▶ Work order
Show the lines below where "adhesion" occurs.

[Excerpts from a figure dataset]
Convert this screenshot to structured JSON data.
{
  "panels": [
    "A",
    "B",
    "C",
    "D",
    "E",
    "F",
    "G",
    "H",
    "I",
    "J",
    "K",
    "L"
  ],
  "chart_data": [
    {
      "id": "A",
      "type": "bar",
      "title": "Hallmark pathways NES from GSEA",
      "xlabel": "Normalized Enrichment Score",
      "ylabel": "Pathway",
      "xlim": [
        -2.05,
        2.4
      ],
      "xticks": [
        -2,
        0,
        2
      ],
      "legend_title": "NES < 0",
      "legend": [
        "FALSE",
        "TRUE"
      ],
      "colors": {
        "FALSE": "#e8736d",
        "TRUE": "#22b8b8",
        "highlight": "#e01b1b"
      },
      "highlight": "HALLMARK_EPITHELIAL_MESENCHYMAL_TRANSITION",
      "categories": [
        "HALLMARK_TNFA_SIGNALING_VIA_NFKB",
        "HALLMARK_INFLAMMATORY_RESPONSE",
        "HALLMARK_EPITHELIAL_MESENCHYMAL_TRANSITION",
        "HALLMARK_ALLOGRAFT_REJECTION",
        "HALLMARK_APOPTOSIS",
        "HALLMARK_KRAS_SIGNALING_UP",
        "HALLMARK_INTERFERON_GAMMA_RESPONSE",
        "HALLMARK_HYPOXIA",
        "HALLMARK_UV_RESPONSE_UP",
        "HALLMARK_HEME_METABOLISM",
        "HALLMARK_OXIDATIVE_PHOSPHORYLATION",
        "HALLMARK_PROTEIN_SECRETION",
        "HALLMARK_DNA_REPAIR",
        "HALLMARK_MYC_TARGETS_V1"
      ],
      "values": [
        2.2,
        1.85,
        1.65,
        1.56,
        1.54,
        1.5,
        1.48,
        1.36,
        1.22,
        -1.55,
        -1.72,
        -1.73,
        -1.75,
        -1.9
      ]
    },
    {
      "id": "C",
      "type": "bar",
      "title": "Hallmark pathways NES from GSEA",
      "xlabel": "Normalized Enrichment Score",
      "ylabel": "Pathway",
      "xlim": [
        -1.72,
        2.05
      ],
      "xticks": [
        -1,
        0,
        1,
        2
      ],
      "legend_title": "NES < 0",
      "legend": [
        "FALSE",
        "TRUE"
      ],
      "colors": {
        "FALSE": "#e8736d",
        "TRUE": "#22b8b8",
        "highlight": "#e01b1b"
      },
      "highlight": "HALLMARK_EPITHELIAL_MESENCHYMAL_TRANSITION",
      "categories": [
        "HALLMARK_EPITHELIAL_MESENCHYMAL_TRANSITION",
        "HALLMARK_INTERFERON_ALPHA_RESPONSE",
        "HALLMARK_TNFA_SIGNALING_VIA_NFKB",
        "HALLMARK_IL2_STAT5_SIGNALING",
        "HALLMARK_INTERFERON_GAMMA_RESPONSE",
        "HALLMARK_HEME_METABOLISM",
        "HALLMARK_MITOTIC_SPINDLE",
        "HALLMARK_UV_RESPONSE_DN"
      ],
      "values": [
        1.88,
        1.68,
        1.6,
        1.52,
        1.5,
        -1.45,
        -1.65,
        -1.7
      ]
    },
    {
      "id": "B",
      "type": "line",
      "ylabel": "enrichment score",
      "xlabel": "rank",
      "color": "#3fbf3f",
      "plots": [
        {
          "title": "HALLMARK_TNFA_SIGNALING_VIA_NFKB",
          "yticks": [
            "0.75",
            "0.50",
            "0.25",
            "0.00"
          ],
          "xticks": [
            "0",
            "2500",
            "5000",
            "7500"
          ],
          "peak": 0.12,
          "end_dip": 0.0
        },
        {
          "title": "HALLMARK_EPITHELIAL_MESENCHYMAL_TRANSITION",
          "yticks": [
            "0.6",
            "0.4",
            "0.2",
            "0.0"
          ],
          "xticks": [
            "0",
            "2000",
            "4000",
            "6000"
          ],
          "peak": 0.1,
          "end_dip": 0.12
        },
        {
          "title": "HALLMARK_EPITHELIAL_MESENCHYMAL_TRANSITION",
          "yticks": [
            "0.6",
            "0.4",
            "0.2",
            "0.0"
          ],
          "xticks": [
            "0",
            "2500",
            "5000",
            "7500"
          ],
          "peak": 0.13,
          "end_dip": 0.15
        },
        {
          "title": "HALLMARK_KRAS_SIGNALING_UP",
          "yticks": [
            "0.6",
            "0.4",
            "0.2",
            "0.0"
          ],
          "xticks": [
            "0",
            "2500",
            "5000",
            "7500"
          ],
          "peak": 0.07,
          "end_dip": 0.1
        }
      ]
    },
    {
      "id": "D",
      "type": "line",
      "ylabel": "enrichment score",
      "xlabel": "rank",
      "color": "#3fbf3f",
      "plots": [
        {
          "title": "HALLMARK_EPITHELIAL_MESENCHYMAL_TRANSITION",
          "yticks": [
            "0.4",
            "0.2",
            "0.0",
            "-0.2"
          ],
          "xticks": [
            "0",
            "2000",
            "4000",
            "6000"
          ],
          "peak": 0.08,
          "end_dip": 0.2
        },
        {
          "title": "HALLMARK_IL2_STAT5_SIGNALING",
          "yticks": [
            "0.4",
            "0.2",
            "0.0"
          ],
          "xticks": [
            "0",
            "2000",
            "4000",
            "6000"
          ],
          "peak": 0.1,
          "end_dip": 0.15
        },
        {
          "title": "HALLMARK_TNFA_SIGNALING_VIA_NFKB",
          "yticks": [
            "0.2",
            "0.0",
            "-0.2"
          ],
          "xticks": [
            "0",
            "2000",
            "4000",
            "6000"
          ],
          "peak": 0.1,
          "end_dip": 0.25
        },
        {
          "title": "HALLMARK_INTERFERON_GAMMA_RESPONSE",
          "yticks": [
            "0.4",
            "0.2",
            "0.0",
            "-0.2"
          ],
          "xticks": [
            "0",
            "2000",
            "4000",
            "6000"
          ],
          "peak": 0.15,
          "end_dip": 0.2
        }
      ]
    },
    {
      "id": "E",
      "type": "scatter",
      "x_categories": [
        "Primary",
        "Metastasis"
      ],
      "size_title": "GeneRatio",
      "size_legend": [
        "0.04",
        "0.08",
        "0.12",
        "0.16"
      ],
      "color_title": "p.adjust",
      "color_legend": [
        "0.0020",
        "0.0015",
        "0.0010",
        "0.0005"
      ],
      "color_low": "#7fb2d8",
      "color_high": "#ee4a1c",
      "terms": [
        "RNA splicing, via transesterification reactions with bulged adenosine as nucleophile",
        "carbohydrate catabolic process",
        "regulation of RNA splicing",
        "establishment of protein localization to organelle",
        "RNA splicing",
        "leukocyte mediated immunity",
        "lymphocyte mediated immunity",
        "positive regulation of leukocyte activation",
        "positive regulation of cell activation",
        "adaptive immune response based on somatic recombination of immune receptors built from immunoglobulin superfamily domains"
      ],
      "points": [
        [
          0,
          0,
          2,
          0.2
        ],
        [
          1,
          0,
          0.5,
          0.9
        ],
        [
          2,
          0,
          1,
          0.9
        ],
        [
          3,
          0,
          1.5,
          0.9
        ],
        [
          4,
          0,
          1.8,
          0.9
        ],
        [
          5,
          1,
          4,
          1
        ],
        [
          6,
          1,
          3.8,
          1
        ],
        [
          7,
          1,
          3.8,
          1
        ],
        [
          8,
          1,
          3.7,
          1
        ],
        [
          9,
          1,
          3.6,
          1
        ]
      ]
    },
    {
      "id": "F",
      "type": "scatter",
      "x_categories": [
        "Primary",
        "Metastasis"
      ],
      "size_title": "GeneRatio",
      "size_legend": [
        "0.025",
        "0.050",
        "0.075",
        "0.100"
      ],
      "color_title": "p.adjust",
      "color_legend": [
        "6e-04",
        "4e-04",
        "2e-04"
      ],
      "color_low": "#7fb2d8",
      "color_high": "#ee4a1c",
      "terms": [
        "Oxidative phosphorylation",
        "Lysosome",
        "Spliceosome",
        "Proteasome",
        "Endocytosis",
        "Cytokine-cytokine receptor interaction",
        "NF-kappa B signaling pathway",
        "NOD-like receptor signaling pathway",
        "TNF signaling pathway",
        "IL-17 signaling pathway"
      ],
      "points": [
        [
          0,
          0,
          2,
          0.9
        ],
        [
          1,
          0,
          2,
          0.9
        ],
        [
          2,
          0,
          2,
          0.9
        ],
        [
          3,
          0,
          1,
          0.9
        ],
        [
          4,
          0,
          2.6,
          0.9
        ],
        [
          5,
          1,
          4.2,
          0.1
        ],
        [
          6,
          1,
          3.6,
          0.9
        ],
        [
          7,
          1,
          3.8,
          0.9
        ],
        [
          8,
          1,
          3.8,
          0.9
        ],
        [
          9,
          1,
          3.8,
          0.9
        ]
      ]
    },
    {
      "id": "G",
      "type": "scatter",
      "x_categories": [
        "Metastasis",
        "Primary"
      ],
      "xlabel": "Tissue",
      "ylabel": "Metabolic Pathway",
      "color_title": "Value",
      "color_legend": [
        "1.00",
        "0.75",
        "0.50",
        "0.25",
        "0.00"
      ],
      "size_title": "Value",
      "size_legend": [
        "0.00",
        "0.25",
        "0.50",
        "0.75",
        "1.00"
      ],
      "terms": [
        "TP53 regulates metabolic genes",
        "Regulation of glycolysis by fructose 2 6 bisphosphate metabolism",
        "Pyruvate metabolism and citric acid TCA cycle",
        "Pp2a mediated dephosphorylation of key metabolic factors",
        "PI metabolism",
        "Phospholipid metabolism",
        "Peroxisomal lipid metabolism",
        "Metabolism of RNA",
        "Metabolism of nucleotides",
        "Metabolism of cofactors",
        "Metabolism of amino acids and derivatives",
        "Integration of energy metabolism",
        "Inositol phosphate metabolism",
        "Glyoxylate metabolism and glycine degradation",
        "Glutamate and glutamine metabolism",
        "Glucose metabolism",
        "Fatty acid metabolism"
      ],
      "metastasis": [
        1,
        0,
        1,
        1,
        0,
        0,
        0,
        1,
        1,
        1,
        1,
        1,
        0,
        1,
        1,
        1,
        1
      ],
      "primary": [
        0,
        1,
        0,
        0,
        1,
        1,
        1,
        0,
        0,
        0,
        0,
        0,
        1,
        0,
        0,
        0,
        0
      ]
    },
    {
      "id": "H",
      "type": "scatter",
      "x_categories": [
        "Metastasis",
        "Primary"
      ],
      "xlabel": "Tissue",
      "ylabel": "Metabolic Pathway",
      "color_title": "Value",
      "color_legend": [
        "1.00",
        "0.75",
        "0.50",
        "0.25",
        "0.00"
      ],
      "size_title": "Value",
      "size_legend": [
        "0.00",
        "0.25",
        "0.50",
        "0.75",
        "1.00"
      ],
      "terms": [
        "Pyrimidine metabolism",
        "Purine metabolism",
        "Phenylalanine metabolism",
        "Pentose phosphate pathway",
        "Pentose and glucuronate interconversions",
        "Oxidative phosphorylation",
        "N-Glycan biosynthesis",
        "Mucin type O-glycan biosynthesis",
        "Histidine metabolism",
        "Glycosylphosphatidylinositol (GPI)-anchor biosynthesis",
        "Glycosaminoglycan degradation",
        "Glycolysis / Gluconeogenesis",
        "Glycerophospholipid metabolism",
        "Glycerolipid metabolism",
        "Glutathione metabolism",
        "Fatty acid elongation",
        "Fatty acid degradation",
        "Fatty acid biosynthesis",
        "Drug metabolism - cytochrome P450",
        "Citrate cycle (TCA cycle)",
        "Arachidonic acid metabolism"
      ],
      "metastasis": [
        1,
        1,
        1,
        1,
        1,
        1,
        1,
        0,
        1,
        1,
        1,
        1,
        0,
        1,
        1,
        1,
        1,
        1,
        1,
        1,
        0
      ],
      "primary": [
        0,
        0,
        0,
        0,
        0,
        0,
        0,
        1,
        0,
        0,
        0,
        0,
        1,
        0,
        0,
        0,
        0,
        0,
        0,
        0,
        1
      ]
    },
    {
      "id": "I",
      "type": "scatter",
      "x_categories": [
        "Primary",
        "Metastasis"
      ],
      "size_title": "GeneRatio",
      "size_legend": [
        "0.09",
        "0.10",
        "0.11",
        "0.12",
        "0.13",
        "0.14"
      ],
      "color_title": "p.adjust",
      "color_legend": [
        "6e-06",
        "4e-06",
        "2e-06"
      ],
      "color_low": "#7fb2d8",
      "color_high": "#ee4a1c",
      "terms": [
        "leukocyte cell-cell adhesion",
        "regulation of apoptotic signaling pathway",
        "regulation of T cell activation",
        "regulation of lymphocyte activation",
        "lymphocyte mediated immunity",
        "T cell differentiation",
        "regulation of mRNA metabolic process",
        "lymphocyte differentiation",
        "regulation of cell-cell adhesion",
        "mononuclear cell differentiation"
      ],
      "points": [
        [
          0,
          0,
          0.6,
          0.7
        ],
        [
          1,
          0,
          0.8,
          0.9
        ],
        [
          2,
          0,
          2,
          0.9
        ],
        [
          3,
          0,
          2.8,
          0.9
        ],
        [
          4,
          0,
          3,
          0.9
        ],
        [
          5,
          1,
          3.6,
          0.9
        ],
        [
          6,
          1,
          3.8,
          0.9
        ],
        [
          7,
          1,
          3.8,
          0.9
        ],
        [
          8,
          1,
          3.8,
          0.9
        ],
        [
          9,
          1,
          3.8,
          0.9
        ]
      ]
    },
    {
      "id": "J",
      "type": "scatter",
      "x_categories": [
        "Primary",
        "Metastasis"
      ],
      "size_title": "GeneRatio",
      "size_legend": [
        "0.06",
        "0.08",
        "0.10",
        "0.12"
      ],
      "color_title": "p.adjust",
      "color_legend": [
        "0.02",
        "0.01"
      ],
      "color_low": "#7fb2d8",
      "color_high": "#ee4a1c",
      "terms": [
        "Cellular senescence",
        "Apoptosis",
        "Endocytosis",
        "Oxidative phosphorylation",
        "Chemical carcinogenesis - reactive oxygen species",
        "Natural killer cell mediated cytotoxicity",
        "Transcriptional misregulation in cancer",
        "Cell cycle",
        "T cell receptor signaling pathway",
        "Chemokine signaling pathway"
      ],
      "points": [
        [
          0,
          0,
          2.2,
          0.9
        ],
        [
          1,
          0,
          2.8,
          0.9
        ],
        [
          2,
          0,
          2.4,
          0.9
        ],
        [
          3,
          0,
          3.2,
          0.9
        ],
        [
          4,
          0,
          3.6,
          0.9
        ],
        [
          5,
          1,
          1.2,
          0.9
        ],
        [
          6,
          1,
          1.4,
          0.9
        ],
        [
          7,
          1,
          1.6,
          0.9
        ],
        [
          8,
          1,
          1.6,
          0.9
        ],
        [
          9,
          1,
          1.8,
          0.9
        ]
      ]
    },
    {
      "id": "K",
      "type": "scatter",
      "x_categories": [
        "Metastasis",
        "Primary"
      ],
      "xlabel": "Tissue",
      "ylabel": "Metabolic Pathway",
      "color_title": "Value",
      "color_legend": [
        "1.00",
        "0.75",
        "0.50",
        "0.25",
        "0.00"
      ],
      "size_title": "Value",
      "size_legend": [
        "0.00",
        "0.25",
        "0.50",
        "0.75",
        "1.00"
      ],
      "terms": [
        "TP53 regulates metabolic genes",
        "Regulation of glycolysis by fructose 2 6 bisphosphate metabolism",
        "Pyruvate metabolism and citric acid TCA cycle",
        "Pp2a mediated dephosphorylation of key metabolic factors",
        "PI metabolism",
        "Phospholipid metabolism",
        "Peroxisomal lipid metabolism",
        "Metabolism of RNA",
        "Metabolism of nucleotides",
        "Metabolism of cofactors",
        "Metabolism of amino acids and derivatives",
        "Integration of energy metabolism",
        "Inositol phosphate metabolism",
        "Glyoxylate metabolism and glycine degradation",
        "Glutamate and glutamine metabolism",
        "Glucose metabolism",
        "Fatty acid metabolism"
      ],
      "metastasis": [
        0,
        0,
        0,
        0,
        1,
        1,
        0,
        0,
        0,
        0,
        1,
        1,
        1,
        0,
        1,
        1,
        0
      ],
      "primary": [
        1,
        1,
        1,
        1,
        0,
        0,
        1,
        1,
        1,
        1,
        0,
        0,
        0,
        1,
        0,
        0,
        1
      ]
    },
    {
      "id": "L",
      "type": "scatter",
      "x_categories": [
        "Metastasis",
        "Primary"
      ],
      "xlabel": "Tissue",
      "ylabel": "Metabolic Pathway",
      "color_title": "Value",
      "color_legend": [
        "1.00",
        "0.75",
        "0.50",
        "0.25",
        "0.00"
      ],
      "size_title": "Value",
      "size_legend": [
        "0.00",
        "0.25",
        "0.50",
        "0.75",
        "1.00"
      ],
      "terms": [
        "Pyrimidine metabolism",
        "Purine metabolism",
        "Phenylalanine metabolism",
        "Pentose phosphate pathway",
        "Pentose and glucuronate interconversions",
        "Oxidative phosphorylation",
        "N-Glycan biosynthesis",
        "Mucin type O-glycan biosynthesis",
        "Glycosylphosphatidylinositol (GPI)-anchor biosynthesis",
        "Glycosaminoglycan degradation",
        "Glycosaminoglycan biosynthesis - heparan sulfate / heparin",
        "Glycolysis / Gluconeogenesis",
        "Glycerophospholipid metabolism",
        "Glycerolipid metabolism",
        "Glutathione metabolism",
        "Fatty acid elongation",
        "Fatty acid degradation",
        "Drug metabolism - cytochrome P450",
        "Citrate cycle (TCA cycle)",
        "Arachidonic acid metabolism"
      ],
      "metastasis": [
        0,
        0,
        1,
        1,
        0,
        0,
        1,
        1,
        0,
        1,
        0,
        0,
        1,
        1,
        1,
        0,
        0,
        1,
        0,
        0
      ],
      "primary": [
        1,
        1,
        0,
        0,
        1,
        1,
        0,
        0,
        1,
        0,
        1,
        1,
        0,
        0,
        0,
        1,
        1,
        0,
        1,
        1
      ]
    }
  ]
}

▶ Exercise answer
        "leukocyte cell-cell adhesion",
        "regulation of cell-cell adhesion",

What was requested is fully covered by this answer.